> [Your objective]: Exclude all pictures, then copy each of the records exactly as written.

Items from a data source
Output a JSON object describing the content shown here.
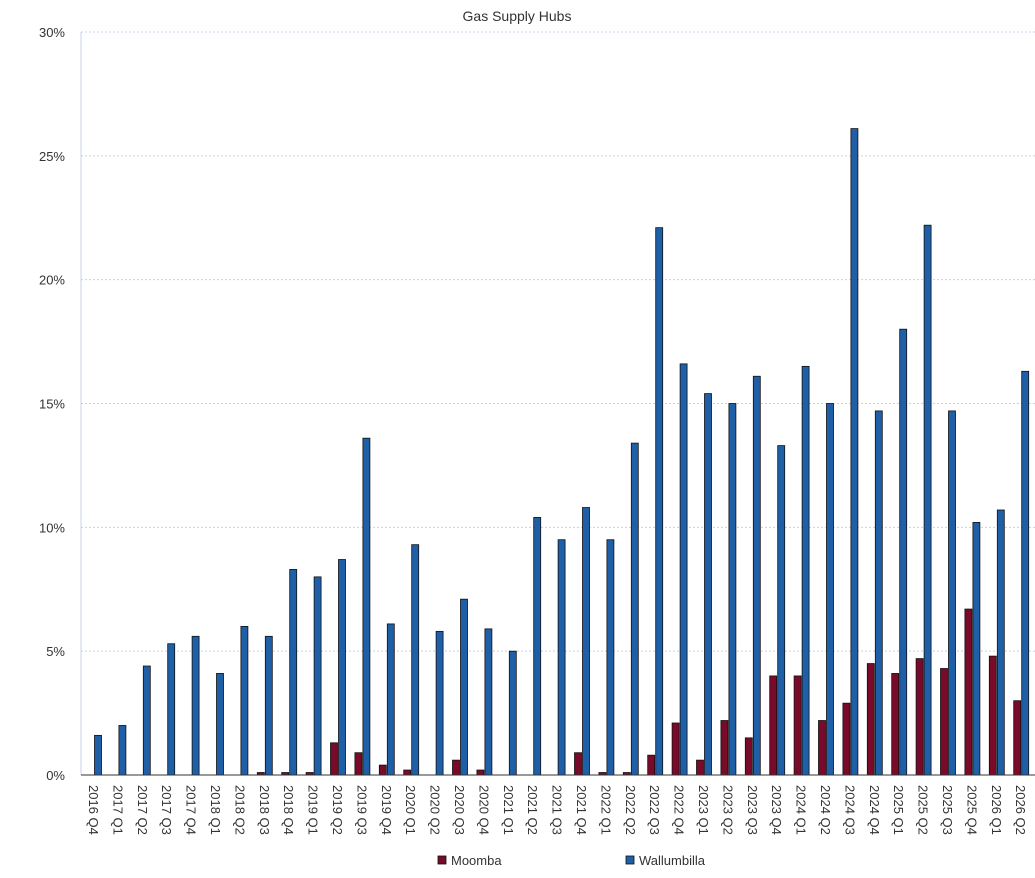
{
  "chart_data": {
    "type": "bar",
    "title": "Gas Supply Hubs",
    "xlabel": "",
    "ylabel": "",
    "ylim": [
      0,
      30
    ],
    "yticks": [
      "0%",
      "5%",
      "10%",
      "15%",
      "20%",
      "25%",
      "30%"
    ],
    "grid": true,
    "legend_position": "bottom",
    "categories": [
      "2016 Q4",
      "2017 Q1",
      "2017 Q2",
      "2017 Q3",
      "2017 Q4",
      "2018 Q1",
      "2018 Q2",
      "2018 Q3",
      "2018 Q4",
      "2019 Q1",
      "2019 Q2",
      "2019 Q3",
      "2019 Q4",
      "2020 Q1",
      "2020 Q2",
      "2020 Q3",
      "2020 Q4",
      "2021 Q1",
      "2021 Q2",
      "2021 Q3",
      "2021 Q4",
      "2022 Q1",
      "2022 Q2",
      "2022 Q3",
      "2022 Q4",
      "2023 Q1",
      "2023 Q2",
      "2023 Q3",
      "2023 Q4",
      "2024 Q1",
      "2024 Q2",
      "2024 Q3",
      "2024 Q4",
      "2025 Q1",
      "2025 Q2",
      "2025 Q3",
      "2025 Q4",
      "2026 Q1",
      "2026 Q2"
    ],
    "series": [
      {
        "name": "Moomba",
        "color": "#7a0a2a",
        "values": [
          0,
          0,
          0,
          0,
          0,
          0,
          0,
          0.1,
          0.1,
          0.1,
          1.3,
          0.9,
          0.4,
          0.2,
          0,
          0.6,
          0.2,
          0,
          0,
          0,
          0.9,
          0.1,
          0.1,
          0.8,
          2.1,
          0.6,
          2.2,
          1.5,
          4.0,
          4.0,
          2.2,
          2.9,
          4.5,
          4.1,
          4.7,
          4.3,
          6.7,
          4.8,
          3.0
        ]
      },
      {
        "name": "Wallumbilla",
        "color": "#1f5fa8",
        "values": [
          1.6,
          2.0,
          4.4,
          5.3,
          5.6,
          4.1,
          6.0,
          5.6,
          8.3,
          8.0,
          8.7,
          13.6,
          6.1,
          9.3,
          5.8,
          7.1,
          5.9,
          5.0,
          10.4,
          9.5,
          10.8,
          9.5,
          13.4,
          22.1,
          16.6,
          15.4,
          15.0,
          16.1,
          13.3,
          16.5,
          15.0,
          26.1,
          14.7,
          18.0,
          22.2,
          14.7,
          10.2,
          10.7,
          16.3
        ]
      }
    ]
  }
}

> [Answer to this task]:
Output a JSON object describing the content shown here.
{
  "chart_data": {
    "type": "bar",
    "title": "Gas Supply Hubs",
    "xlabel": "",
    "ylabel": "",
    "ylim": [
      0,
      30
    ],
    "yticks": [
      "0%",
      "5%",
      "10%",
      "15%",
      "20%",
      "25%",
      "30%"
    ],
    "grid": true,
    "legend_position": "bottom",
    "categories": [
      "2016 Q4",
      "2017 Q1",
      "2017 Q2",
      "2017 Q3",
      "2017 Q4",
      "2018 Q1",
      "2018 Q2",
      "2018 Q3",
      "2018 Q4",
      "2019 Q1",
      "2019 Q2",
      "2019 Q3",
      "2019 Q4",
      "2020 Q1",
      "2020 Q2",
      "2020 Q3",
      "2020 Q4",
      "2021 Q1",
      "2021 Q2",
      "2021 Q3",
      "2021 Q4",
      "2022 Q1",
      "2022 Q2",
      "2022 Q3",
      "2022 Q4",
      "2023 Q1",
      "2023 Q2",
      "2023 Q3",
      "2023 Q4",
      "2024 Q1",
      "2024 Q2",
      "2024 Q3",
      "2024 Q4",
      "2025 Q1",
      "2025 Q2",
      "2025 Q3",
      "2025 Q4",
      "2026 Q1",
      "2026 Q2"
    ],
    "series": [
      {
        "name": "Moomba",
        "color": "#7a0a2a",
        "values": [
          0,
          0,
          0,
          0,
          0,
          0,
          0,
          0.1,
          0.1,
          0.1,
          1.3,
          0.9,
          0.4,
          0.2,
          0,
          0.6,
          0.2,
          0,
          0,
          0,
          0.9,
          0.1,
          0.1,
          0.8,
          2.1,
          0.6,
          2.2,
          1.5,
          4.0,
          4.0,
          2.2,
          2.9,
          4.5,
          4.1,
          4.7,
          4.3,
          6.7,
          4.8,
          3.0
        ]
      },
      {
        "name": "Wallumbilla",
        "color": "#1f5fa8",
        "values": [
          1.6,
          2.0,
          4.4,
          5.3,
          5.6,
          4.1,
          6.0,
          5.6,
          8.3,
          8.0,
          8.7,
          13.6,
          6.1,
          9.3,
          5.8,
          7.1,
          5.9,
          5.0,
          10.4,
          9.5,
          10.8,
          9.5,
          13.4,
          22.1,
          16.6,
          15.4,
          15.0,
          16.1,
          13.3,
          16.5,
          15.0,
          26.1,
          14.7,
          18.0,
          22.2,
          14.7,
          10.2,
          10.7,
          16.3
        ]
      }
    ]
  }
}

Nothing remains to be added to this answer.